-- Begin Exercise input --
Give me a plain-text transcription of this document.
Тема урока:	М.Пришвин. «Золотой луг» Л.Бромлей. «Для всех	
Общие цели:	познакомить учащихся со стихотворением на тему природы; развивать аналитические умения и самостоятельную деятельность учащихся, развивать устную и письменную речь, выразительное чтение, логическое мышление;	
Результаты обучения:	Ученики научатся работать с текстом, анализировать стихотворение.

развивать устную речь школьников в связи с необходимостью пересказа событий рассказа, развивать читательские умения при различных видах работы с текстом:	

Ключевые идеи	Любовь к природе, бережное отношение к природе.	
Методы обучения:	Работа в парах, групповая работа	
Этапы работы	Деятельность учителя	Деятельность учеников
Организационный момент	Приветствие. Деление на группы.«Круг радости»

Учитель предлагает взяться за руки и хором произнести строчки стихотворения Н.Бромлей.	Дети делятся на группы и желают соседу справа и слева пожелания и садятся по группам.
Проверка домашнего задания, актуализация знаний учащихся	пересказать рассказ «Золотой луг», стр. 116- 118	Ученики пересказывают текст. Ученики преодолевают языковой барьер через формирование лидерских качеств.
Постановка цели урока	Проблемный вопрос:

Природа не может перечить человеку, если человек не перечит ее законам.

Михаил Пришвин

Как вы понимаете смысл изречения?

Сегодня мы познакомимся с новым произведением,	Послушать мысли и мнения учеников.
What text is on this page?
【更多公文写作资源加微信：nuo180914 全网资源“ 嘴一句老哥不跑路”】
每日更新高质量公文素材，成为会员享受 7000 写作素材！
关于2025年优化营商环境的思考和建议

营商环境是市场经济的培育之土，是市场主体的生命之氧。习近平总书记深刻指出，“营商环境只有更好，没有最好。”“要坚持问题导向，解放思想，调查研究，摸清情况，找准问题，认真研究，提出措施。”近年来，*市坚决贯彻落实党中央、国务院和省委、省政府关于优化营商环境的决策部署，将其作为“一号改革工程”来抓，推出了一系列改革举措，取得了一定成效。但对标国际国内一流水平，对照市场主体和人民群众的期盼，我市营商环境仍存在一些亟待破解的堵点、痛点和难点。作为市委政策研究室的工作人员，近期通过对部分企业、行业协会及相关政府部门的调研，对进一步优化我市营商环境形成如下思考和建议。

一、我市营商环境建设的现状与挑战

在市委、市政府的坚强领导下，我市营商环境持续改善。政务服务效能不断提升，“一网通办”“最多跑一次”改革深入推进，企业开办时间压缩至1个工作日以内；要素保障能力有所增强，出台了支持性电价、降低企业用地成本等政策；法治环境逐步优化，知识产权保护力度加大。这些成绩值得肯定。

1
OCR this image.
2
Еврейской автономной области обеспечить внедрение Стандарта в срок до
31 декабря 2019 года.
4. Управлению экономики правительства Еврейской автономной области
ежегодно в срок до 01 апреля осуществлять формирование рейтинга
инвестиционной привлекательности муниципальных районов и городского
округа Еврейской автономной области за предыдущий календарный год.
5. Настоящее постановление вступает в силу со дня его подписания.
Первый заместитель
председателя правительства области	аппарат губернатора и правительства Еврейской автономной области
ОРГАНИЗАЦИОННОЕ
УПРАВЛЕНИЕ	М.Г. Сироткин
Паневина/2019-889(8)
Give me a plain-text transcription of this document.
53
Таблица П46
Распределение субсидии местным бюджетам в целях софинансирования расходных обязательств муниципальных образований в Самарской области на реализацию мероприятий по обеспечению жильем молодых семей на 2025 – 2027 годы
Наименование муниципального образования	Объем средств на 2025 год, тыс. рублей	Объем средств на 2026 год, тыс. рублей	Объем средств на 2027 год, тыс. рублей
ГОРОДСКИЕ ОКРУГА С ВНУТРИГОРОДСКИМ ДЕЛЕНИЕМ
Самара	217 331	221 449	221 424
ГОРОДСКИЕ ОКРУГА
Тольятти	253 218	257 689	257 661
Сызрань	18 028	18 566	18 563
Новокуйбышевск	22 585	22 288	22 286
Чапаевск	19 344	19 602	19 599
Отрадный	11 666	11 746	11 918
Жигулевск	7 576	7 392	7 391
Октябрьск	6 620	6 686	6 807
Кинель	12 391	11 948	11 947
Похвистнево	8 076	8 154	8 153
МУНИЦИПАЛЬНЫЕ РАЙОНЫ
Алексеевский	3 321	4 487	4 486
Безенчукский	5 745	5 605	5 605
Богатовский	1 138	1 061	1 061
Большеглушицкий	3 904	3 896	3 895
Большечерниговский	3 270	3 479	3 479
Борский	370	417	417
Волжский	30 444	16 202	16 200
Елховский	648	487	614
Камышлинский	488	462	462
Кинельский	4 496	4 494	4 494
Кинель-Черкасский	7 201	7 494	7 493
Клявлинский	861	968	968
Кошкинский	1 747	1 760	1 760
-- End Exercise input --
Your task is to extract all of the records exactly.

Give me a plain-text transcription of this document.
Тема урока:	М.Пришвин. «Золотой луг» Л.Бромлей. «Для всех	
Общие цели:	познакомить учащихся со стихотворением на тему природы; развивать аналитические умения и самостоятельную деятельность учащихся, развивать устную и письменную речь, выразительное чтение, логическое мышление;	
Результаты обучения:	Ученики научатся работать с текстом, анализировать стихотворение.

развивать устную речь школьников в связи с необходимостью пересказа событий рассказа, развивать читательские умения при различных видах работы с текстом:	

Ключевые идеи	Любовь к природе, бережное отношение к природе.	
Методы обучения:	Работа в парах, групповая работа	
Этапы работы	Деятельность учителя	Деятельность учеников
Организационный момент	Приветствие. Деление на группы.«Круг радости»

Учитель предлагает взяться за руки и хором произнести строчки стихотворения Н.Бромлей.	Дети делятся на группы и желают соседу справа и слева пожелания и садятся по группам.
Проверка домашнего задания, актуализация знаний учащихся	пересказать рассказ «Золотой луг», стр. 116- 118	Ученики пересказывают текст. Ученики преодолевают языковой барьер через формирование лидерских качеств.
Постановка цели урока	Проблемный вопрос:

Природа не может перечить человеку, если человек не перечит ее законам.

Михаил Пришвин

Как вы понимаете смысл изречения?

Сегодня мы познакомимся с новым произведением,	Послушать мысли и мнения учеников.
What text is on this page?
【更多公文写作资源加微信：nuo180914 全网资源“ 嘴一句老哥不跑路”】
每日更新高质量公文素材，成为会员享受 7000 写作素材！
关于2025年优化营商环境的思考和建议

营商环境是市场经济的培育之土，是市场主体的生命之氧。习近平总书记深刻指出，“营商环境只有更好，没有最好。”“要坚持问题导向，解放思想，调查研究，摸清情况，找准问题，认真研究，提出措施。”近年来，*市坚决贯彻落实党中央、国务院和省委、省政府关于优化营商环境的决策部署，将其作为“一号改革工程”来抓，推出了一系列改革举措，取得了一定成效。但对标国际国内一流水平，对照市场主体和人民群众的期盼，我市营商环境仍存在一些亟待破解的堵点、痛点和难点。作为市委政策研究室的工作人员，近期通过对部分企业、行业协会及相关政府部门的调研，对进一步优化我市营商环境形成如下思考和建议。

一、我市营商环境建设的现状与挑战

在市委、市政府的坚强领导下，我市营商环境持续改善。政务服务效能不断提升，“一网通办”“最多跑一次”改革深入推进，企业开办时间压缩至1个工作日以内；要素保障能力有所增强，出台了支持性电价、降低企业用地成本等政策；法治环境逐步优化，知识产权保护力度加大。这些成绩值得肯定。

1
OCR this image.
2
Еврейской автономной области обеспечить внедрение Стандарта в срок до
31 декабря 2019 года.
4. Управлению экономики правительства Еврейской автономной области
ежегодно в срок до 01 апреля осуществлять формирование рейтинга
инвестиционной привлекательности муниципальных районов и городского
округа Еврейской автономной области за предыдущий календарный год.
5. Настоящее постановление вступает в силу со дня его подписания.
Первый заместитель
председателя правительства области	аппарат губернатора и правительства Еврейской автономной области
ОРГАНИЗАЦИОННОЕ
УПРАВЛЕНИЕ	М.Г. Сироткин
Паневина/2019-889(8)
Give me a plain-text transcription of this document.
53
Таблица П46
Распределение субсидии местным бюджетам в целях софинансирования расходных обязательств муниципальных образований в Самарской области на реализацию мероприятий по обеспечению жильем молодых семей на 2025 – 2027 годы
Наименование муниципального образования	Объем средств на 2025 год, тыс. рублей	Объем средств на 2026 год, тыс. рублей	Объем средств на 2027 год, тыс. рублей
ГОРОДСКИЕ ОКРУГА С ВНУТРИГОРОДСКИМ ДЕЛЕНИЕМ
Самара	217 331	221 449	221 424
ГОРОДСКИЕ ОКРУГА
Тольятти	253 218	257 689	257 661
Сызрань	18 028	18 566	18 563
Новокуйбышевск	22 585	22 288	22 286
Чапаевск	19 344	19 602	19 599
Отрадный	11 666	11 746	11 918
Жигулевск	7 576	7 392	7 391
Октябрьск	6 620	6 686	6 807
Кинель	12 391	11 948	11 947
Похвистнево	8 076	8 154	8 153
МУНИЦИПАЛЬНЫЕ РАЙОНЫ
Алексеевский	3 321	4 487	4 486
Безенчукский	5 745	5 605	5 605
Богатовский	1 138	1 061	1 061
Большеглушицкий	3 904	3 896	3 895
Большечерниговский	3 270	3 479	3 479
Борский	370	417	417
Волжский	30 444	16 202	16 200
Елховский	648	487	614
Камышлинский	488	462	462
Кинельский	4 496	4 494	4 494
Кинель-Черкасский	7 201	7 494	7 493
Клявлинский	861	968	968
Кошкинский	1 747	1 760	1 760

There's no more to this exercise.